··· Data lines ···

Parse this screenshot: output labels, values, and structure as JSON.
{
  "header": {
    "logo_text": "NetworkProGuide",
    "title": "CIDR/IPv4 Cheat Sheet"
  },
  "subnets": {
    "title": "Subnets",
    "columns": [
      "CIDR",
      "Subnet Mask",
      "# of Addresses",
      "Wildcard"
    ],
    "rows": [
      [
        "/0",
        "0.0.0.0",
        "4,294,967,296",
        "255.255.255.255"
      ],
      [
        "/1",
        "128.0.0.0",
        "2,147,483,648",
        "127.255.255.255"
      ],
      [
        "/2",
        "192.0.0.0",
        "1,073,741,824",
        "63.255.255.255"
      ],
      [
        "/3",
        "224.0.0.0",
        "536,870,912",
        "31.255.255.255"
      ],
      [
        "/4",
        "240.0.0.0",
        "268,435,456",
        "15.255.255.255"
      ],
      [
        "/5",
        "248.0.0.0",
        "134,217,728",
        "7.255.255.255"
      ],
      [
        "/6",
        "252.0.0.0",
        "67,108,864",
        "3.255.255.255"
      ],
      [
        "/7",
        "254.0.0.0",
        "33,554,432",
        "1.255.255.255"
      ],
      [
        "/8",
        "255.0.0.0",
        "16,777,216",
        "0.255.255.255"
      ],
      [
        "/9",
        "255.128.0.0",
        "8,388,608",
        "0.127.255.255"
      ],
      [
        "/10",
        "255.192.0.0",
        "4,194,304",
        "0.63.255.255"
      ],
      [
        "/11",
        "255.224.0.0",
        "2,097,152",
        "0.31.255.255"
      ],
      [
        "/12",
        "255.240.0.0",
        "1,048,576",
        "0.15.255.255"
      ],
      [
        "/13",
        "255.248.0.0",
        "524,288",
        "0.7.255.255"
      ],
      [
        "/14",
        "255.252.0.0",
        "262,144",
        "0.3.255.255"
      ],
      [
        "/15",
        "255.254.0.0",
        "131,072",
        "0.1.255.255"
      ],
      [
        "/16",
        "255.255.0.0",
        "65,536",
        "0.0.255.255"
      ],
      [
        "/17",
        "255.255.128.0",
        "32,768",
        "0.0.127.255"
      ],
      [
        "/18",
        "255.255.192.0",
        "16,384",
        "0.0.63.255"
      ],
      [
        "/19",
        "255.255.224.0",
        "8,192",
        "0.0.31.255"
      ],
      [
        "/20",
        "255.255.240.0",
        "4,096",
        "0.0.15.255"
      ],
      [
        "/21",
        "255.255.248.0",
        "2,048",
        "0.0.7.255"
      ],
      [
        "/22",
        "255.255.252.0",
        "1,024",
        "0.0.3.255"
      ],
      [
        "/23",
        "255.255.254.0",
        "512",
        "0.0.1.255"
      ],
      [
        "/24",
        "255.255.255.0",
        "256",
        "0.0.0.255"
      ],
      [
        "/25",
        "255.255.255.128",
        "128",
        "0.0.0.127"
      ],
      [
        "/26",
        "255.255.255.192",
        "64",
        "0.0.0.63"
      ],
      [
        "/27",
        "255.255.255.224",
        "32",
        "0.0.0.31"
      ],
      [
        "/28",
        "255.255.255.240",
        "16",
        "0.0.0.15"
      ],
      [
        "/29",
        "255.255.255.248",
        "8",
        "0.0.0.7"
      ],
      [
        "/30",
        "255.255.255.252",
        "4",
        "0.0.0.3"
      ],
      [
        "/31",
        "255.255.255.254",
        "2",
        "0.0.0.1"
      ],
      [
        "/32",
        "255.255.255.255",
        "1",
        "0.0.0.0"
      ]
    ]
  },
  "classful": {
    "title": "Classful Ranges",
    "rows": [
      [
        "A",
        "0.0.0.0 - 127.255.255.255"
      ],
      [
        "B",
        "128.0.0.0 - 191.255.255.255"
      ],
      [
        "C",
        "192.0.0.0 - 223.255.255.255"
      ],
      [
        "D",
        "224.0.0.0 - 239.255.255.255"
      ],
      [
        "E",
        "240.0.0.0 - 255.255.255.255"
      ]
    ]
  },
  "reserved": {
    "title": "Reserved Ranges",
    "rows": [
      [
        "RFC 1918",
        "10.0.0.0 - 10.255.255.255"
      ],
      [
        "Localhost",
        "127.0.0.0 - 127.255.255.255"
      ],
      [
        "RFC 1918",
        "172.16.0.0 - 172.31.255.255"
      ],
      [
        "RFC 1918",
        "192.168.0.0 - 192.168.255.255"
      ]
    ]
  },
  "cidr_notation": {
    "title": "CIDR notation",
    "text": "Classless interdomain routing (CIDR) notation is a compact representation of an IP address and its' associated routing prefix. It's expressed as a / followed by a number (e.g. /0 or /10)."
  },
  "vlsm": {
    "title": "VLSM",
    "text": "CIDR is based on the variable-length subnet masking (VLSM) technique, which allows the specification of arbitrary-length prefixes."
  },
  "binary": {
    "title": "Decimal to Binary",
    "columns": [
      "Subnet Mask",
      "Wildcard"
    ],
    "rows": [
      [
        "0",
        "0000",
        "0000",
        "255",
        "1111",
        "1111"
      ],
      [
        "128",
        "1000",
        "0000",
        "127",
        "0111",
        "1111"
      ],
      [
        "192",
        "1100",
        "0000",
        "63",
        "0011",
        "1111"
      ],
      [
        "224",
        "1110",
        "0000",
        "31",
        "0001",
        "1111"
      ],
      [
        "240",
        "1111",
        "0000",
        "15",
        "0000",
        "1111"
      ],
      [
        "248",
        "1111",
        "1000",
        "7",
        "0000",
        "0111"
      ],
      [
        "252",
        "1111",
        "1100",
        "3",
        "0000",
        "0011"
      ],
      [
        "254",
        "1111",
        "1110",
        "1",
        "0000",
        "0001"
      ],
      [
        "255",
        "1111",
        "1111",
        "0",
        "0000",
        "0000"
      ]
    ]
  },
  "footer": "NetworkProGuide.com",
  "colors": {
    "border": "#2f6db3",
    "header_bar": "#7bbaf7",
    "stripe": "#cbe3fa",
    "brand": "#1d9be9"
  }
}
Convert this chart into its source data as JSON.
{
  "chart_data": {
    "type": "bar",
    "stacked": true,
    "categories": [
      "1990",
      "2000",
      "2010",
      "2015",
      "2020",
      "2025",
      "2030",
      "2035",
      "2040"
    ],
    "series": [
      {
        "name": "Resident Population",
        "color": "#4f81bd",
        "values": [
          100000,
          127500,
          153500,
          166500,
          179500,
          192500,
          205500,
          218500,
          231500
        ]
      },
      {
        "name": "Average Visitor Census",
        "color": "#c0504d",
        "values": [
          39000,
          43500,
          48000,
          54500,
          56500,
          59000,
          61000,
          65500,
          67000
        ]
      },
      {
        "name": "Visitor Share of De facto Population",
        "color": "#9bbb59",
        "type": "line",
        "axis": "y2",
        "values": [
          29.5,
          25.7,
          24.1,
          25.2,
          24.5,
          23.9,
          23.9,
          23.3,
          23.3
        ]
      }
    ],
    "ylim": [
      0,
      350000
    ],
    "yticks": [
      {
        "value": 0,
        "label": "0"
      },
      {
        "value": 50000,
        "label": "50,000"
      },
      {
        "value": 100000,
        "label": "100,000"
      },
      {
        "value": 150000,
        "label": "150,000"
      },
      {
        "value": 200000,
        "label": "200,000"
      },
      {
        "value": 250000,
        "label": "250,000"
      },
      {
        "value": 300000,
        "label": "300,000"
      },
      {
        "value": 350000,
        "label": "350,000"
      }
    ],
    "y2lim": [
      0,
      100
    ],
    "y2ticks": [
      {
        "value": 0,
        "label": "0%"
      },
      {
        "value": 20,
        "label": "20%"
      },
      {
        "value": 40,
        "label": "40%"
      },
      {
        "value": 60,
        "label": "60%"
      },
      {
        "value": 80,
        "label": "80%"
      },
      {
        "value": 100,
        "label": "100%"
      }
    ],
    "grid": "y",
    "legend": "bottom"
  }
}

···
··· Data lines ···

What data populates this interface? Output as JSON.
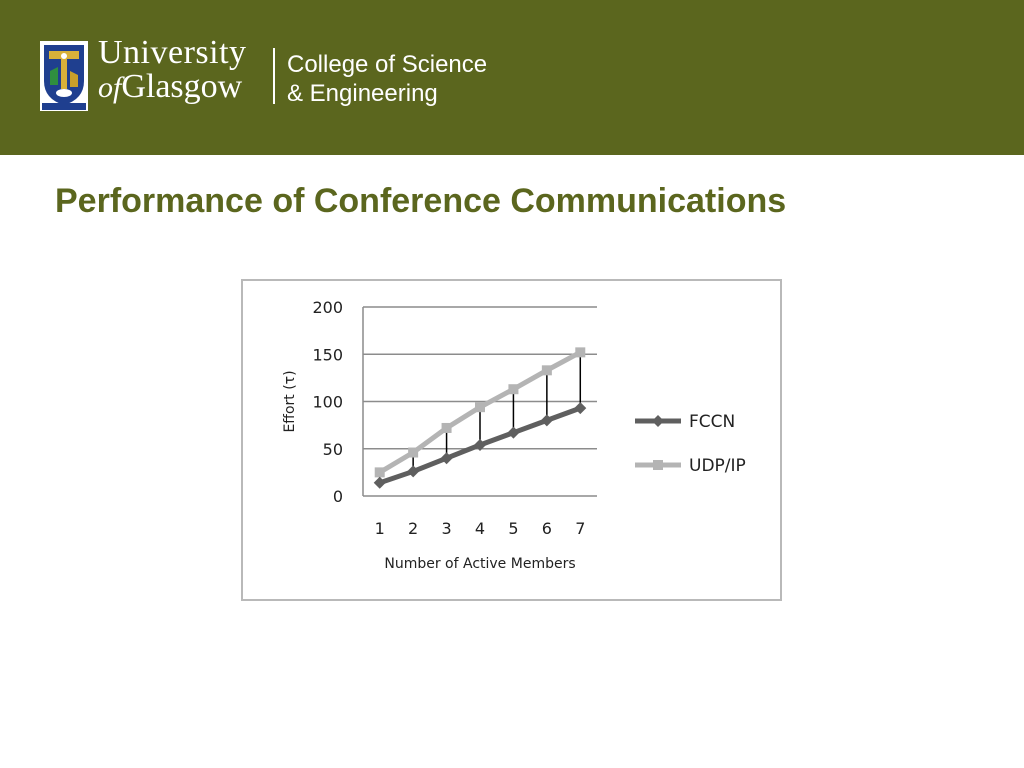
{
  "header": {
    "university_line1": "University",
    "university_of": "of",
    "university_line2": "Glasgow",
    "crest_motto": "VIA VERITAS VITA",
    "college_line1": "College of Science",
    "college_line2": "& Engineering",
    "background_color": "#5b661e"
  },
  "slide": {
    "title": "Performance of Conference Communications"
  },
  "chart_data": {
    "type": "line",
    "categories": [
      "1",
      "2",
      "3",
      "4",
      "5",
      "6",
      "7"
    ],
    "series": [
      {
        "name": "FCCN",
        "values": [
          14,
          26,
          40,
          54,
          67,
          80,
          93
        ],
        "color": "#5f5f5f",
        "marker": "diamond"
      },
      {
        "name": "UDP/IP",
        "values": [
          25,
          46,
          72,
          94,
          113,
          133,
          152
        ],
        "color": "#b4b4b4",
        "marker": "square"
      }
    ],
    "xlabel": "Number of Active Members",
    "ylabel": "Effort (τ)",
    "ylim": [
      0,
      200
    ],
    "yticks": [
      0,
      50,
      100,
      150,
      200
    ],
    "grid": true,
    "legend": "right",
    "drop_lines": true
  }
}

···

What you are asked to do —
In the records, locate each line holding the string "Population" and copy it.

Written reply —
        "name": "Resident Population",
        "name": "Visitor Share of De facto Population",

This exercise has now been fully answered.